Required work>
All of the records listed below should be retyped exactly.

Data in this exercise>
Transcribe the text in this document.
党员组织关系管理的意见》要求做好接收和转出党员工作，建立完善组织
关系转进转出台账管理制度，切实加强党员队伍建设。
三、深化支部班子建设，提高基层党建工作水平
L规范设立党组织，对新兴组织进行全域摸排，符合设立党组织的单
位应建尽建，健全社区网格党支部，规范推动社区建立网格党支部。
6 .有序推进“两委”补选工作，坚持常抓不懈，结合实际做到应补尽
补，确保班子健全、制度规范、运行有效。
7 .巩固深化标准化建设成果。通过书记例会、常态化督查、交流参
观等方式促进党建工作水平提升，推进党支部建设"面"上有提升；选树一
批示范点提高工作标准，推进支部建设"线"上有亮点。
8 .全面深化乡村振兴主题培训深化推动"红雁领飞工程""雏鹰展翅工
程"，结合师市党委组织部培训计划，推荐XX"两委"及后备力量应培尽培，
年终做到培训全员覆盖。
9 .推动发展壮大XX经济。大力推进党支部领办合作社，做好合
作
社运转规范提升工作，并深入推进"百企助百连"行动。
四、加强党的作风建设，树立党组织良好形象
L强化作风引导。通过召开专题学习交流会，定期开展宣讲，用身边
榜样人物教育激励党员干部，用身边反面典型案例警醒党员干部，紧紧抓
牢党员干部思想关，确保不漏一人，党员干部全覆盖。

Output of the task>
Transcribe the text in this document.
党员组织关系管理的意见》要求做好接收和转出党员工作，建立完善组织
关系转进转出台账管理制度，切实加强党员队伍建设。
三、深化支部班子建设，提高基层党建工作水平
L规范设立党组织，对新兴组织进行全域摸排，符合设立党组织的单
位应建尽建，健全社区网格党支部，规范推动社区建立网格党支部。
6 .有序推进“两委”补选工作，坚持常抓不懈，结合实际做到应补尽
补，确保班子健全、制度规范、运行有效。
7 .巩固深化标准化建设成果。通过书记例会、常态化督查、交流参
观等方式促进党建工作水平提升，推进党支部建设"面"上有提升；选树一
批示范点提高工作标准，推进支部建设"线"上有亮点。
8 .全面深化乡村振兴主题培训深化推动"红雁领飞工程""雏鹰展翅工
程"，结合师市党委组织部培训计划，推荐XX"两委"及后备力量应培尽培，
年终做到培训全员覆盖。
9 .推动发展壮大XX经济。大力推进党支部领办合作社，做好合
作
社运转规范提升工作，并深入推进"百企助百连"行动。
四、加强党的作风建设，树立党组织良好形象
L强化作风引导。通过召开专题学习交流会，定期开展宣讲，用身边
榜样人物教育激励党员干部，用身边反面典型案例警醒党员干部，紧紧抓
牢党员干部思想关，确保不漏一人，党员干部全覆盖。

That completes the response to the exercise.